Exercise goal: Filter these entries so that only lines with the word "this" remain.

+ + + + +

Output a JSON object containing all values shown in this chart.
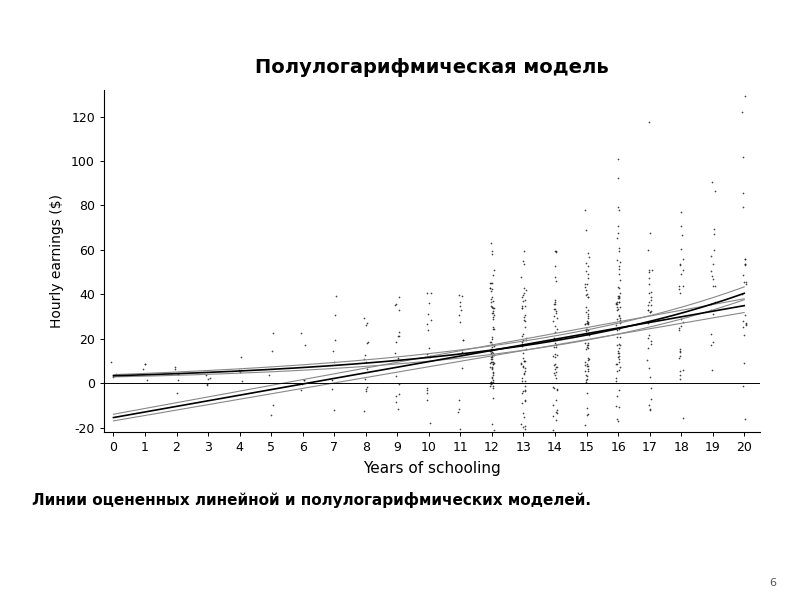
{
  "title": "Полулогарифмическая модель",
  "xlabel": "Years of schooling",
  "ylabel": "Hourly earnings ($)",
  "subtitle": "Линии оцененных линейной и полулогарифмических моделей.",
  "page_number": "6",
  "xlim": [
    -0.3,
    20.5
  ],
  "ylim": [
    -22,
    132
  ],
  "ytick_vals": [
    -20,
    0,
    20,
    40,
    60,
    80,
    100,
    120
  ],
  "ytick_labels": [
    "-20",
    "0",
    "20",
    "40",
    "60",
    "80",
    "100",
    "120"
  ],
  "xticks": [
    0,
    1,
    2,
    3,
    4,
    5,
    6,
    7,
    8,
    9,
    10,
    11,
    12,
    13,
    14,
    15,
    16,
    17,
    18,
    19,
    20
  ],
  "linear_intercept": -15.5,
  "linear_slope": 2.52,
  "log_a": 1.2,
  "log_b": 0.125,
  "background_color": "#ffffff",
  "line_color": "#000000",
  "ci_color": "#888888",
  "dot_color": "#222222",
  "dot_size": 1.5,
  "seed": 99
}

+ + + + +

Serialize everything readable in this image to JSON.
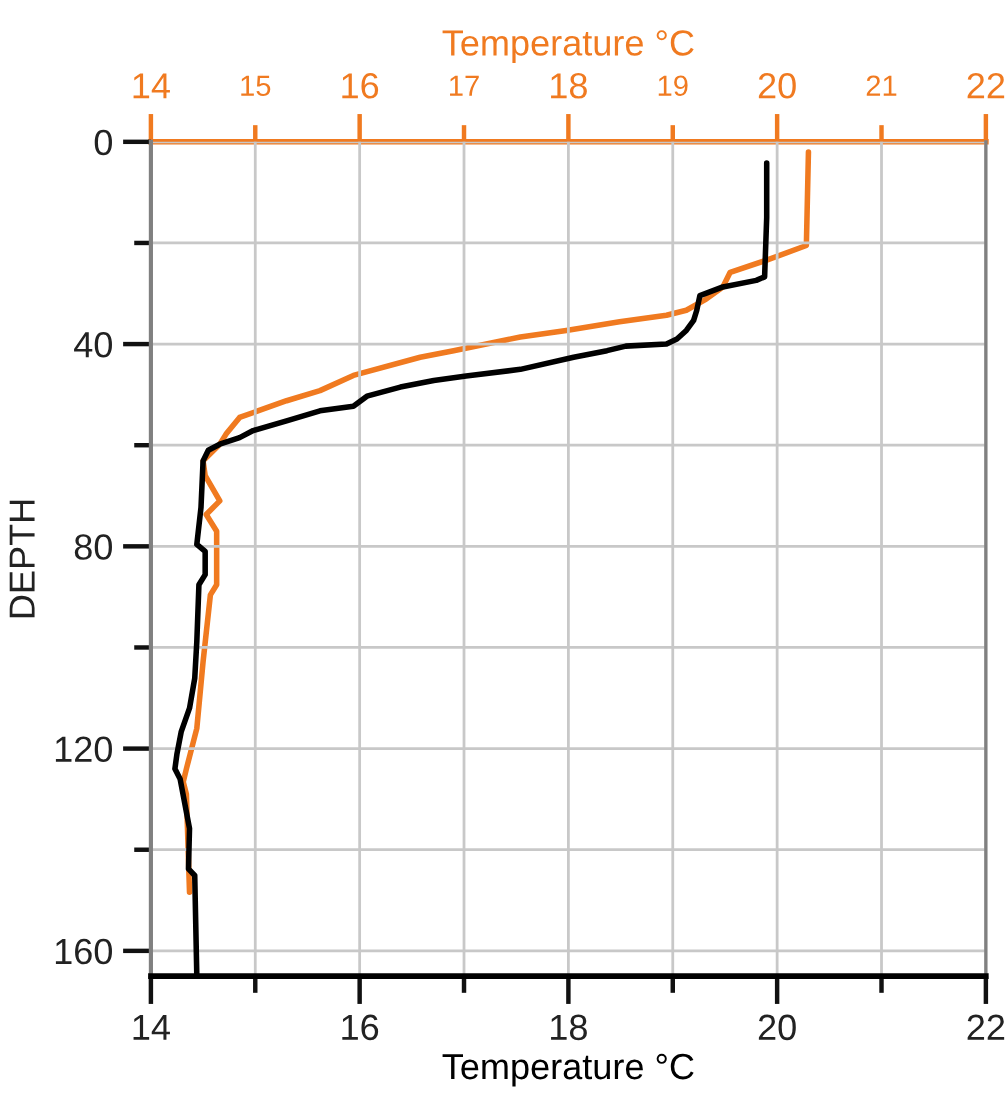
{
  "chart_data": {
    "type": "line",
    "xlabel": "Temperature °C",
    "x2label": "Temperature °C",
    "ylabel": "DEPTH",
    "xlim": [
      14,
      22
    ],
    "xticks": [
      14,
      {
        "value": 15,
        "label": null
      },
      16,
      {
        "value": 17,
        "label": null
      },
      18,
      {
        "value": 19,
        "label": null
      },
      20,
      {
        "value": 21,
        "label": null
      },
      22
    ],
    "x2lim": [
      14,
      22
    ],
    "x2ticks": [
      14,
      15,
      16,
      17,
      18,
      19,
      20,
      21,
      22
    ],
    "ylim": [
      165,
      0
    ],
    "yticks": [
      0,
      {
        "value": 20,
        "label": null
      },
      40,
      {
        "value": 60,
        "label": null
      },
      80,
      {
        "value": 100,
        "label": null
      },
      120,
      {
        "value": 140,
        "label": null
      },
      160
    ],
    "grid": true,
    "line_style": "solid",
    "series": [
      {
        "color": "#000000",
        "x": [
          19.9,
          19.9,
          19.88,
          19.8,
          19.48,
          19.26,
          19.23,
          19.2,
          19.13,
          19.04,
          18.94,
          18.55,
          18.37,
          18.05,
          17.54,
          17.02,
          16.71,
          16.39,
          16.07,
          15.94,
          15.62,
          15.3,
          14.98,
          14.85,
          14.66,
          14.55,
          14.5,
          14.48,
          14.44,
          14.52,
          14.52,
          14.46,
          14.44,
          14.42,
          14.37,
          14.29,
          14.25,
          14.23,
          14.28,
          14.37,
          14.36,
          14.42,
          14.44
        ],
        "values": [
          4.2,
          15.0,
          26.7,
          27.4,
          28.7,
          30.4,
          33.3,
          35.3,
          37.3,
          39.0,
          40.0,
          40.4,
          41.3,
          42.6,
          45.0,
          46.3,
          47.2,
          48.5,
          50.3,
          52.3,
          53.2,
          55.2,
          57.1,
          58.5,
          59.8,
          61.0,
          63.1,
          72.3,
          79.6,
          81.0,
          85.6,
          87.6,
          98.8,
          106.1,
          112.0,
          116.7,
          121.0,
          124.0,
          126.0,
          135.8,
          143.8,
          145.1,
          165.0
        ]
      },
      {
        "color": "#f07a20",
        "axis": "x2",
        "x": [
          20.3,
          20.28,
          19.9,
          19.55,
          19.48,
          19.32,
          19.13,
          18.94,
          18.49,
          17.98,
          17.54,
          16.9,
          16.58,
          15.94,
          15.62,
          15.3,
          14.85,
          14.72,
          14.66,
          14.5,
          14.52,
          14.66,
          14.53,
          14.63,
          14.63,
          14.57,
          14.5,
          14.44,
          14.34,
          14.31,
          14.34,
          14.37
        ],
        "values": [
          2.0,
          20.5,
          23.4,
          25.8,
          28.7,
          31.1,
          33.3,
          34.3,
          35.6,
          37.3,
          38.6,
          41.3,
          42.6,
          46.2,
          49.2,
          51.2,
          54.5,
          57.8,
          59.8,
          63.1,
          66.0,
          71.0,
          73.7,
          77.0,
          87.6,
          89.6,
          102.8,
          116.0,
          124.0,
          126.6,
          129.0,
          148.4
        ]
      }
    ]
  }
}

+ + + + +

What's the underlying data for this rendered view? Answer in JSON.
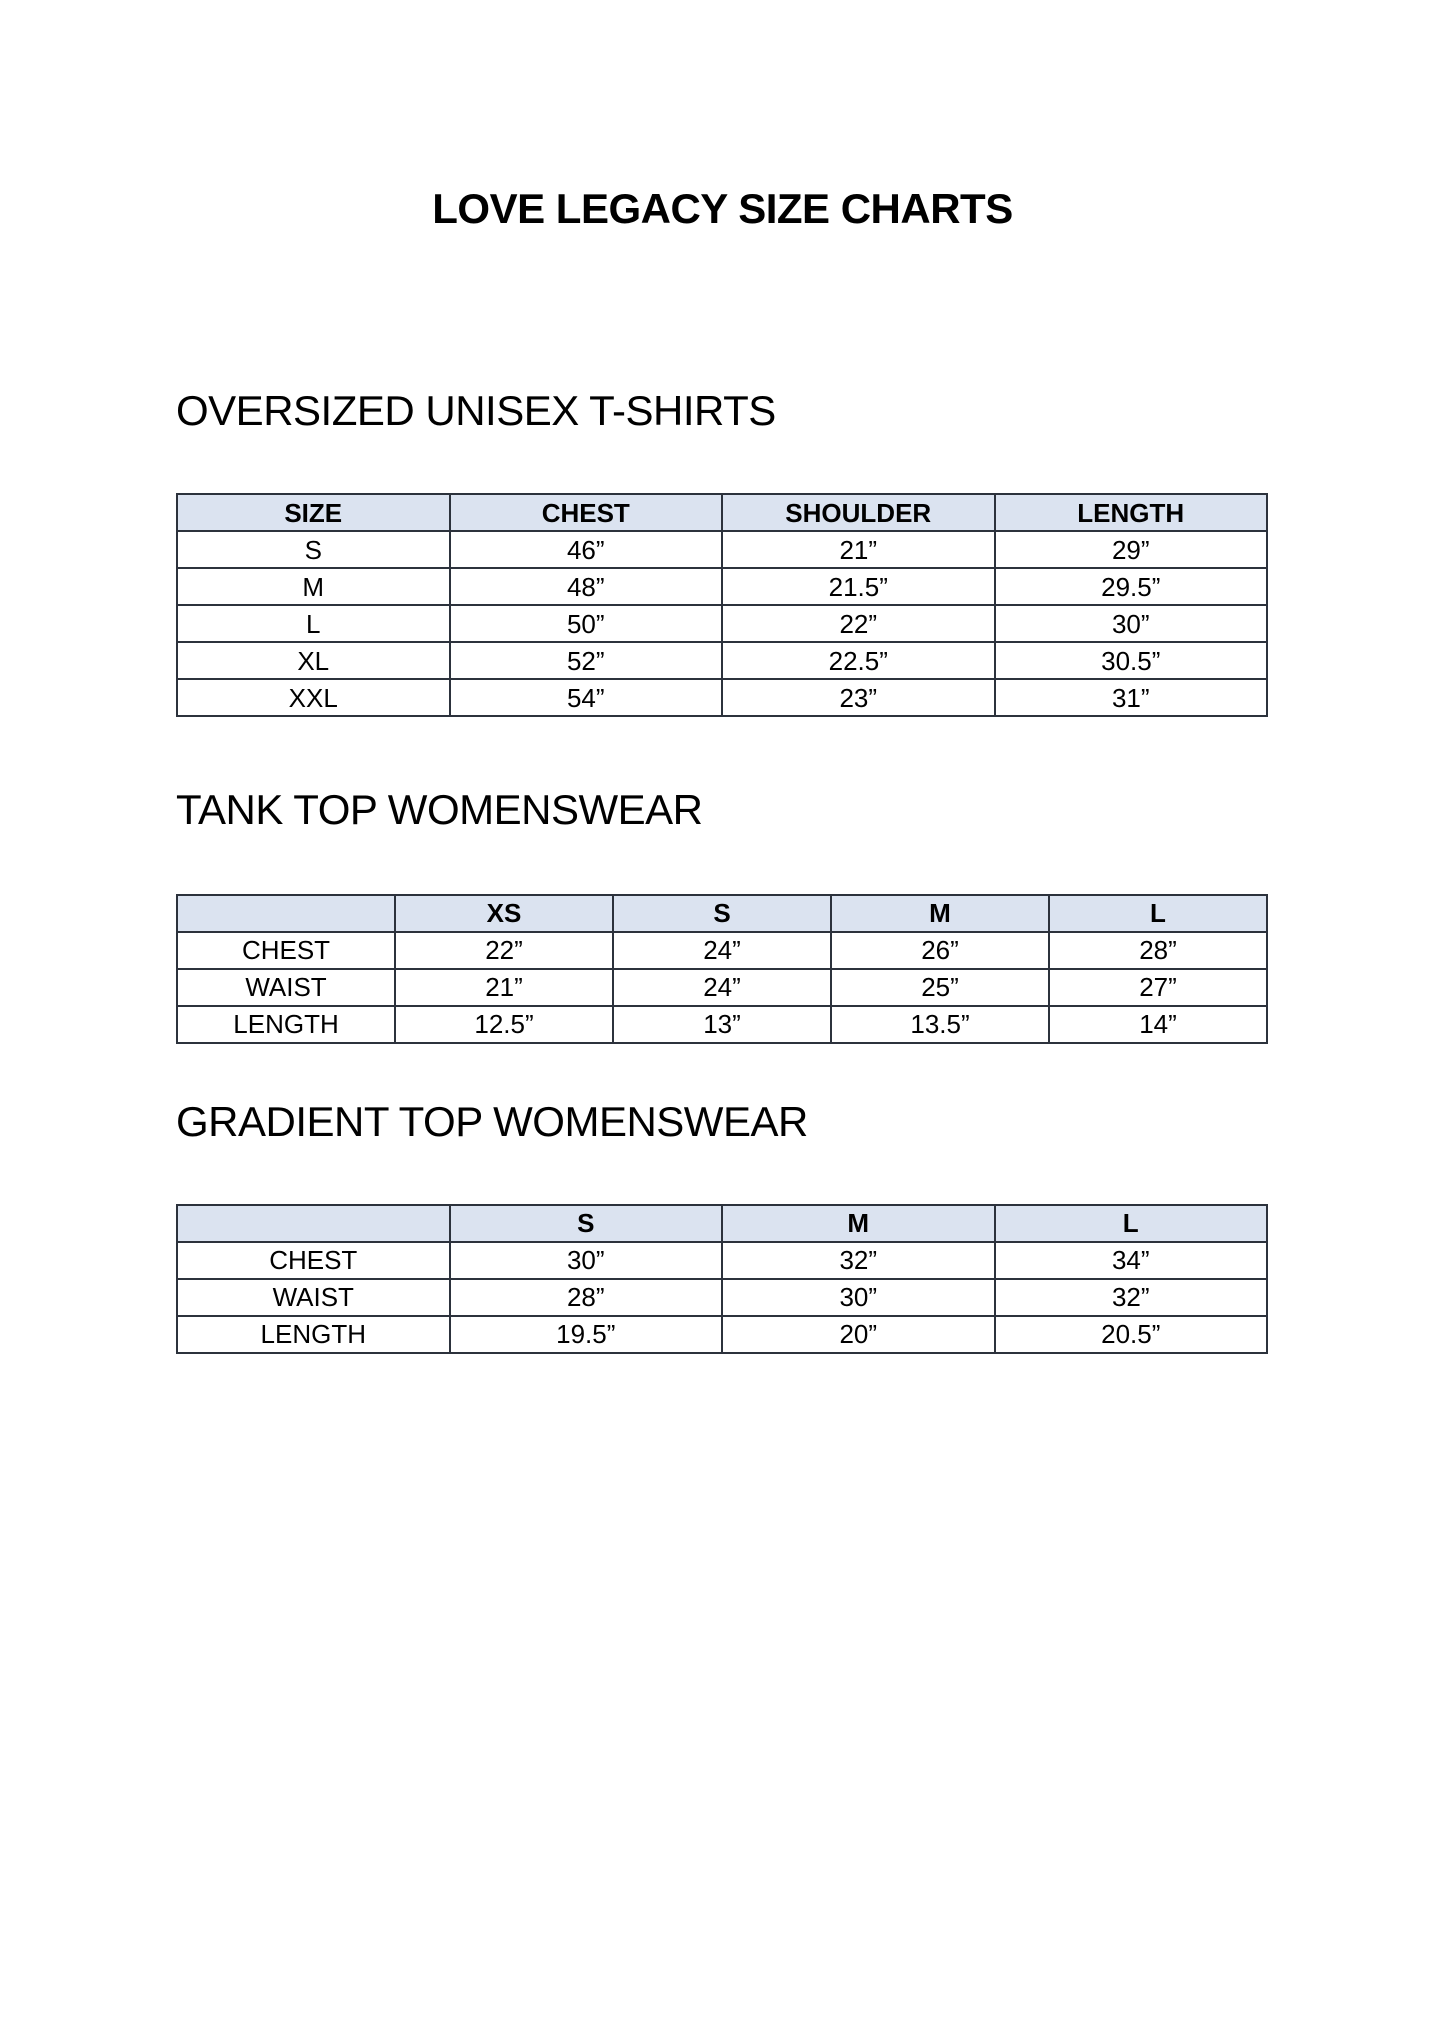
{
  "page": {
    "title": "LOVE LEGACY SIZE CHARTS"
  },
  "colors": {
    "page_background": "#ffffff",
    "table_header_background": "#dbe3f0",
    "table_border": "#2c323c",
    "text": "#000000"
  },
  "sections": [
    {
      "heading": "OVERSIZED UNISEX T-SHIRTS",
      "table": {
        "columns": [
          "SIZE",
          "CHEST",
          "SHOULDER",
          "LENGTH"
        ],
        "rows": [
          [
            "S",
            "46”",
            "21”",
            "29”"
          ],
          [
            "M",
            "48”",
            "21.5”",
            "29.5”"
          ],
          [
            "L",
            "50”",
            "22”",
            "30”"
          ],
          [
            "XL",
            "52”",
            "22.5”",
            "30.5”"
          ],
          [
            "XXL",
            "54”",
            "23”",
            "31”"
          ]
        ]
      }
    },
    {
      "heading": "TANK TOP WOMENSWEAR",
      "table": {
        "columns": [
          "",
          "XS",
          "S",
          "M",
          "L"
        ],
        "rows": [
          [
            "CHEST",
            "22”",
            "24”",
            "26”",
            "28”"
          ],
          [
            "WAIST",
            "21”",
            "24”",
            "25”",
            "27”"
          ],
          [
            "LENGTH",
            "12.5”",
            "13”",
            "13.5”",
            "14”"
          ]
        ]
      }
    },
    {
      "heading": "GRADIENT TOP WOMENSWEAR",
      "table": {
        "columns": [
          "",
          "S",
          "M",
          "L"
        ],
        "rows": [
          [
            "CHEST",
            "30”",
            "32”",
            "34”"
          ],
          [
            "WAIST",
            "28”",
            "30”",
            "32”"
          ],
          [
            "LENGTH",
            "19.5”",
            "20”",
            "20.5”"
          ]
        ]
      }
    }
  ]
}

+ + + + +

Task answer:
Output a JSON object containing all values shown in this chart.
Serialize everything readable in this image to JSON.
What's the underlying data for this rendered view? Answer in JSON.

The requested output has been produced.